- [PROBLEM]
Type out the material below exactly.

- [DATA SHOWN]
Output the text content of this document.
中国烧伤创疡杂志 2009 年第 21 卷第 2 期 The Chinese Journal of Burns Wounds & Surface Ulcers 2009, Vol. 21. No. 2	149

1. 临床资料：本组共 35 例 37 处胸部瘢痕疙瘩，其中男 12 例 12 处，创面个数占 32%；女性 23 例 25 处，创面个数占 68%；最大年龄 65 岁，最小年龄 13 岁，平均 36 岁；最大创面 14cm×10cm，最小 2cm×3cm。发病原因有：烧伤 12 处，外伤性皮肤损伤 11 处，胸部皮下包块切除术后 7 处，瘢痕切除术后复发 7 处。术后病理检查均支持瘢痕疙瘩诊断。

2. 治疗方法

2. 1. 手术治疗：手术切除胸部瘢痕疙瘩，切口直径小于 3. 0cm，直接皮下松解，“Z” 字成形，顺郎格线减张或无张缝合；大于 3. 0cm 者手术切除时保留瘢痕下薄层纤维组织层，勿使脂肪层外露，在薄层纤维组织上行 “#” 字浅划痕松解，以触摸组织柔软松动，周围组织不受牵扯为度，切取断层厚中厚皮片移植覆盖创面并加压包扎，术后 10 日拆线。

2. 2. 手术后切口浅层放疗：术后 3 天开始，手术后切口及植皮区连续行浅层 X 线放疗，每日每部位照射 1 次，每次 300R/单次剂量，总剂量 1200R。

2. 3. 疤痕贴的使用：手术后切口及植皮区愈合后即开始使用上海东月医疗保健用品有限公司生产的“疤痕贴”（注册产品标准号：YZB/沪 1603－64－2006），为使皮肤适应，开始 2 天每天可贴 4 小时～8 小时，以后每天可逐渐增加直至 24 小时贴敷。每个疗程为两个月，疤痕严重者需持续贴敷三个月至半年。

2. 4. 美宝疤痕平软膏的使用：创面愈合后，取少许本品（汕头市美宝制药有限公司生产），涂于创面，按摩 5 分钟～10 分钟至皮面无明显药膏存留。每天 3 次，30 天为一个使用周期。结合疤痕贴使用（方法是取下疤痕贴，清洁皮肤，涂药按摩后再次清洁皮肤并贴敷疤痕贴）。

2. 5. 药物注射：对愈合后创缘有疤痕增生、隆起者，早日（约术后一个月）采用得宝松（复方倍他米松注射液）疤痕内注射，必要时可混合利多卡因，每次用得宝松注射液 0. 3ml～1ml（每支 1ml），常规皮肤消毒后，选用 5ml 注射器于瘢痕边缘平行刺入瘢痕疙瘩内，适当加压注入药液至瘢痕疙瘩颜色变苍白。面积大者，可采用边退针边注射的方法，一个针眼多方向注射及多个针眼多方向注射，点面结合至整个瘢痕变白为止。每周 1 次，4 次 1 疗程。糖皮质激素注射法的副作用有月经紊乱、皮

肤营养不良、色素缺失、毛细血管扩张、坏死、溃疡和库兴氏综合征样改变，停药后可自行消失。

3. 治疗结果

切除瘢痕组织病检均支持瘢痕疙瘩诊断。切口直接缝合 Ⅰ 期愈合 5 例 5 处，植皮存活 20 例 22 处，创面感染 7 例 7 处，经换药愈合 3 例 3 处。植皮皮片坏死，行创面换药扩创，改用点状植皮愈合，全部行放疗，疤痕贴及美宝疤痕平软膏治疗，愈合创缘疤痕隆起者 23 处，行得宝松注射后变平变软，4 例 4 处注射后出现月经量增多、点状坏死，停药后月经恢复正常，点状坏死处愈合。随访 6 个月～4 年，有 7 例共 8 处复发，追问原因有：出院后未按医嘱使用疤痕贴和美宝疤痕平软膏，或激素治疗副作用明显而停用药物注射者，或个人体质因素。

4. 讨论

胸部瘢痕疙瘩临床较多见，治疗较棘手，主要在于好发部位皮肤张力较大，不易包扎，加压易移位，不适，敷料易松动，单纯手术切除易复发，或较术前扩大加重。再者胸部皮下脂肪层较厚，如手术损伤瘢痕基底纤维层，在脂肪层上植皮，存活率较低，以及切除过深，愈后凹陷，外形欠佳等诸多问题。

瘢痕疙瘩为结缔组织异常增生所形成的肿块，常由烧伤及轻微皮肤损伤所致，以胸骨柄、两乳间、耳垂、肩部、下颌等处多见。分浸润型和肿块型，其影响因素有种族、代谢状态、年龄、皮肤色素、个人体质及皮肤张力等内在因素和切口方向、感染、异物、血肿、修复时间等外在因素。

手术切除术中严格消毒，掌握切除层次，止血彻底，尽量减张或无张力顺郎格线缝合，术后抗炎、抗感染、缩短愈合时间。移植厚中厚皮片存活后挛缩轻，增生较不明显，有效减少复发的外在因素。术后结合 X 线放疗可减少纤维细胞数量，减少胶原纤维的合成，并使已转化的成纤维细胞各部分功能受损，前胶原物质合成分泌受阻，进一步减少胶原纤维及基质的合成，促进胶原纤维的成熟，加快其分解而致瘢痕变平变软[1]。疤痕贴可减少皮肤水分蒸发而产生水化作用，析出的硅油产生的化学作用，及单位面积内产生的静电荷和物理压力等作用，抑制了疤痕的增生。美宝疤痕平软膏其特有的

- [SOLVED EXERCISE]
Output the text content of this document.
中国烧伤创疡杂志 2009 年第 21 卷第 2 期 The Chinese Journal of Burns Wounds & Surface Ulcers 2009, Vol. 21. No. 2	149

1. 临床资料：本组共 35 例 37 处胸部瘢痕疙瘩，其中男 12 例 12 处，创面个数占 32%；女性 23 例 25 处，创面个数占 68%；最大年龄 65 岁，最小年龄 13 岁，平均 36 岁；最大创面 14cm×10cm，最小 2cm×3cm。发病原因有：烧伤 12 处，外伤性皮肤损伤 11 处，胸部皮下包块切除术后 7 处，瘢痕切除术后复发 7 处。术后病理检查均支持瘢痕疙瘩诊断。

2. 治疗方法

2. 1. 手术治疗：手术切除胸部瘢痕疙瘩，切口直径小于 3. 0cm，直接皮下松解，“Z” 字成形，顺郎格线减张或无张缝合；大于 3. 0cm 者手术切除时保留瘢痕下薄层纤维组织层，勿使脂肪层外露，在薄层纤维组织上行 “#” 字浅划痕松解，以触摸组织柔软松动，周围组织不受牵扯为度，切取断层厚中厚皮片移植覆盖创面并加压包扎，术后 10 日拆线。

2. 2. 手术后切口浅层放疗：术后 3 天开始，手术后切口及植皮区连续行浅层 X 线放疗，每日每部位照射 1 次，每次 300R/单次剂量，总剂量 1200R。

2. 3. 疤痕贴的使用：手术后切口及植皮区愈合后即开始使用上海东月医疗保健用品有限公司生产的“疤痕贴”（注册产品标准号：YZB/沪 1603－64－2006），为使皮肤适应，开始 2 天每天可贴 4 小时～8 小时，以后每天可逐渐增加直至 24 小时贴敷。每个疗程为两个月，疤痕严重者需持续贴敷三个月至半年。

2. 4. 美宝疤痕平软膏的使用：创面愈合后，取少许本品（汕头市美宝制药有限公司生产），涂于创面，按摩 5 分钟～10 分钟至皮面无明显药膏存留。每天 3 次，30 天为一个使用周期。结合疤痕贴使用（方法是取下疤痕贴，清洁皮肤，涂药按摩后再次清洁皮肤并贴敷疤痕贴）。

2. 5. 药物注射：对愈合后创缘有疤痕增生、隆起者，早日（约术后一个月）采用得宝松（复方倍他米松注射液）疤痕内注射，必要时可混合利多卡因，每次用得宝松注射液 0. 3ml～1ml（每支 1ml），常规皮肤消毒后，选用 5ml 注射器于瘢痕边缘平行刺入瘢痕疙瘩内，适当加压注入药液至瘢痕疙瘩颜色变苍白。面积大者，可采用边退针边注射的方法，一个针眼多方向注射及多个针眼多方向注射，点面结合至整个瘢痕变白为止。每周 1 次，4 次 1 疗程。糖皮质激素注射法的副作用有月经紊乱、皮

肤营养不良、色素缺失、毛细血管扩张、坏死、溃疡和库兴氏综合征样改变，停药后可自行消失。

3. 治疗结果

切除瘢痕组织病检均支持瘢痕疙瘩诊断。切口直接缝合 Ⅰ 期愈合 5 例 5 处，植皮存活 20 例 22 处，创面感染 7 例 7 处，经换药愈合 3 例 3 处。植皮皮片坏死，行创面换药扩创，改用点状植皮愈合，全部行放疗，疤痕贴及美宝疤痕平软膏治疗，愈合创缘疤痕隆起者 23 处，行得宝松注射后变平变软，4 例 4 处注射后出现月经量增多、点状坏死，停药后月经恢复正常，点状坏死处愈合。随访 6 个月～4 年，有 7 例共 8 处复发，追问原因有：出院后未按医嘱使用疤痕贴和美宝疤痕平软膏，或激素治疗副作用明显而停用药物注射者，或个人体质因素。

4. 讨论

胸部瘢痕疙瘩临床较多见，治疗较棘手，主要在于好发部位皮肤张力较大，不易包扎，加压易移位，不适，敷料易松动，单纯手术切除易复发，或较术前扩大加重。再者胸部皮下脂肪层较厚，如手术损伤瘢痕基底纤维层，在脂肪层上植皮，存活率较低，以及切除过深，愈后凹陷，外形欠佳等诸多问题。

瘢痕疙瘩为结缔组织异常增生所形成的肿块，常由烧伤及轻微皮肤损伤所致，以胸骨柄、两乳间、耳垂、肩部、下颌等处多见。分浸润型和肿块型，其影响因素有种族、代谢状态、年龄、皮肤色素、个人体质及皮肤张力等内在因素和切口方向、感染、异物、血肿、修复时间等外在因素。

手术切除术中严格消毒，掌握切除层次，止血彻底，尽量减张或无张力顺郎格线缝合，术后抗炎、抗感染、缩短愈合时间。移植厚中厚皮片存活后挛缩轻，增生较不明显，有效减少复发的外在因素。术后结合 X 线放疗可减少纤维细胞数量，减少胶原纤维的合成，并使已转化的成纤维细胞各部分功能受损，前胶原物质合成分泌受阻，进一步减少胶原纤维及基质的合成，促进胶原纤维的成熟，加快其分解而致瘢痕变平变软[1]。疤痕贴可减少皮肤水分蒸发而产生水化作用，析出的硅油产生的化学作用，及单位面积内产生的静电荷和物理压力等作用，抑制了疤痕的增生。美宝疤痕平软膏其特有的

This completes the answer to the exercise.